DATA LISTING
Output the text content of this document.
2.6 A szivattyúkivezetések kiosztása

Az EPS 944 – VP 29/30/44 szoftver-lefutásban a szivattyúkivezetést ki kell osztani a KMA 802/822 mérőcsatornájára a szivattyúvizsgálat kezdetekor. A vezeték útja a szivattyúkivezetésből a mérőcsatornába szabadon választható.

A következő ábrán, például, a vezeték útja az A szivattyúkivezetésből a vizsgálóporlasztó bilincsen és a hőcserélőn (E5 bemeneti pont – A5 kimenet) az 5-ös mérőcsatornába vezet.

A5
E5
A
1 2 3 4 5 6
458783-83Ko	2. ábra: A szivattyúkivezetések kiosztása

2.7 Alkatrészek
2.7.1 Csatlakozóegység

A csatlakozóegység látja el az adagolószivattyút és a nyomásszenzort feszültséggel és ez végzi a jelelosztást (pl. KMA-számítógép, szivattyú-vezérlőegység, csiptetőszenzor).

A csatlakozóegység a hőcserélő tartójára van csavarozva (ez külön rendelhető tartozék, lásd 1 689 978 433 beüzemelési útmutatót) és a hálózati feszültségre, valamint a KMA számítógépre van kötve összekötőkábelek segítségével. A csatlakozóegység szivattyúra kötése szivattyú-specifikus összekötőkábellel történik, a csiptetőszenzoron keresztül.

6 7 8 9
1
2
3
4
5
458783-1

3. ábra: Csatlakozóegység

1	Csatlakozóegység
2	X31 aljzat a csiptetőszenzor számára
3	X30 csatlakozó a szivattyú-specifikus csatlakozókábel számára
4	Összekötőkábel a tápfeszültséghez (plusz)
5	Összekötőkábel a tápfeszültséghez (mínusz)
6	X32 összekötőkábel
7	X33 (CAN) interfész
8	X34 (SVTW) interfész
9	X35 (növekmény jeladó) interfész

AIM OF THE TASK
Take the listing above and write it out again exactly.

REPLY TO THE EXERCISE
Output the text content of this document.
2.6 A szivattyúkivezetések kiosztása

Az EPS 944 – VP 29/30/44 szoftver-lefutásban a szivattyúkivezetést ki kell osztani a KMA 802/822 mérőcsatornájára a szivattyúvizsgálat kezdetekor. A vezeték útja a szivattyúkivezetésből a mérőcsatornába szabadon választható.

A következő ábrán, például, a vezeték útja az A szivattyúkivezetésből a vizsgálóporlasztó bilincsen és a hőcserélőn (E5 bemeneti pont – A5 kimenet) az 5-ös mérőcsatornába vezet.

A5
E5
A
1 2 3 4 5 6
458783-83Ko	2. ábra: A szivattyúkivezetések kiosztása

2.7 Alkatrészek
2.7.1 Csatlakozóegység

A csatlakozóegység látja el az adagolószivattyút és a nyomásszenzort feszültséggel és ez végzi a jelelosztást (pl. KMA-számítógép, szivattyú-vezérlőegység, csiptetőszenzor).

A csatlakozóegység a hőcserélő tartójára van csavarozva (ez külön rendelhető tartozék, lásd 1 689 978 433 beüzemelési útmutatót) és a hálózati feszültségre, valamint a KMA számítógépre van kötve összekötőkábelek segítségével. A csatlakozóegység szivattyúra kötése szivattyú-specifikus összekötőkábellel történik, a csiptetőszenzoron keresztül.

6 7 8 9
1
2
3
4
5
458783-1

3. ábra: Csatlakozóegység

1	Csatlakozóegység
2	X31 aljzat a csiptetőszenzor számára
3	X30 csatlakozó a szivattyú-specifikus csatlakozókábel számára
4	Összekötőkábel a tápfeszültséghez (plusz)
5	Összekötőkábel a tápfeszültséghez (mínusz)
6	X32 összekötőkábel
7	X33 (CAN) interfész
8	X34 (SVTW) interfész
9	X35 (növekmény jeladó) interfész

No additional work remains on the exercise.